» **Source text**:

★ ★ ★ ★

Recently, our beach and summer collections have seen a fantastic response, including a focus on a specialized beach theme, which incorporates product categories from third-party brands such as swimsuits and accessories.
We are equally pleased with the strong growth in our men's business, and look forward to continued momentum as we expand our presence as Patrick Ervell's first collection hits stores this summer. We are working to leverage the strength into other categories where we see potential synergies with our core businesses.
For example, we recently partnered with LA-based trade denim to create an exclusive capsule for our stores featuring unique washes and fits all selected for their vintage LA-inspired aesthetic. We are very excited about this collection with pieces that fit great and, importantly, are designed and made right in LA.
This partnership has received great consumer response thus far and has also been featured in Women's Wear Daily. Similar to denim and beachwear, we will continue to look for additional opportunities to expand the brand into areas that make sense for both the Vince customer and for our company.
As our product continues to resonate, we have ramped up our marketing efforts, focusing on elevating customer engagement as well as capturing new customer. We've been working to drive customers to stores through geolocation-targeted marketing in key markets with great success.
In addition, we are using digital channels to target both new and existing customers and drive them to stores and partner locations. Our Creative Director, Caroline Belhumeur, was recently profiled in a Day in the Life piece on lifestyle site too.
The piece showcased our first collection for the company and the effortless chic style that both Caroline and the Vince brand embrace. We are also driving strong support for our product within key lifestyle publications. For example, our beach collection was recently featured in InStyle magazine.

★ ★ ★ ★

» **Information supplied**:
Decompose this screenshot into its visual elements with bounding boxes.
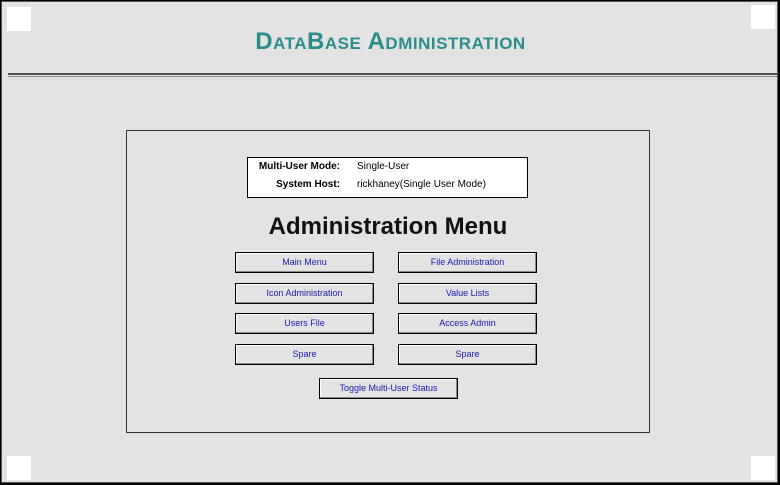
status-info-box: Multi-User Mode: Single-User System Host… bbox=[247, 157, 528, 198]
spare-button-right[interactable]: Spare bbox=[398, 344, 537, 365]
admin-menu-panel: Multi-User Mode: Single-User System Host… bbox=[126, 130, 650, 433]
host-value: rickhaney(Single User Mode) bbox=[357, 179, 486, 190]
spare-button-left[interactable]: Spare bbox=[235, 344, 374, 365]
corner-handle-top-right bbox=[751, 5, 775, 29]
access-admin-button[interactable]: Access Admin bbox=[398, 313, 537, 334]
host-label: System Host: bbox=[276, 179, 340, 190]
users-file-button[interactable]: Users File bbox=[235, 313, 374, 334]
mode-value: Single-User bbox=[357, 161, 410, 172]
title-divider bbox=[8, 73, 777, 75]
file-administration-button[interactable]: File Administration bbox=[398, 252, 537, 273]
value-lists-button[interactable]: Value Lists bbox=[398, 283, 537, 304]
mode-label: Multi-User Mode: bbox=[258, 161, 340, 172]
main-menu-button[interactable]: Main Menu bbox=[235, 252, 374, 273]
corner-handle-bottom-right bbox=[751, 456, 775, 480]
app-title: DataBase Administration bbox=[255, 28, 526, 55]
toggle-multi-user-button[interactable]: Toggle Multi-User Status bbox=[319, 378, 458, 399]
icon-administration-button[interactable]: Icon Administration bbox=[235, 283, 374, 304]
corner-handle-bottom-left bbox=[7, 456, 31, 480]
mode-row: Multi-User Mode: Single-User bbox=[248, 160, 527, 174]
menu-heading: Administration Menu bbox=[268, 213, 508, 240]
app-window: DataBase Administration Multi-User Mode:… bbox=[1, 1, 778, 483]
host-row: System Host: rickhaney(Single User Mode) bbox=[248, 178, 527, 192]
title-divider-secondary bbox=[8, 76, 777, 77]
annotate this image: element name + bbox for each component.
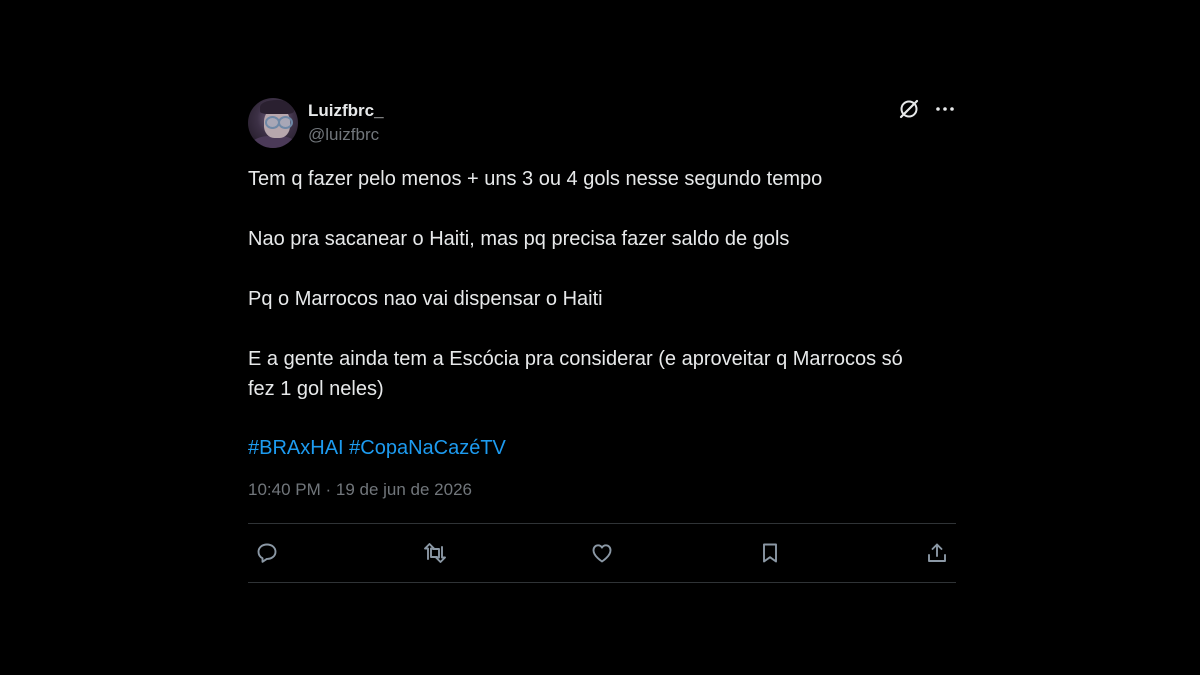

★ ★ ★ ★

» **Instructions to follow**:
According to the Vince business update, which magazine recently featured the beach collection? The records are separate material and have nothing to do with the Vince business update.

» **Solution**:
InStyle magazine.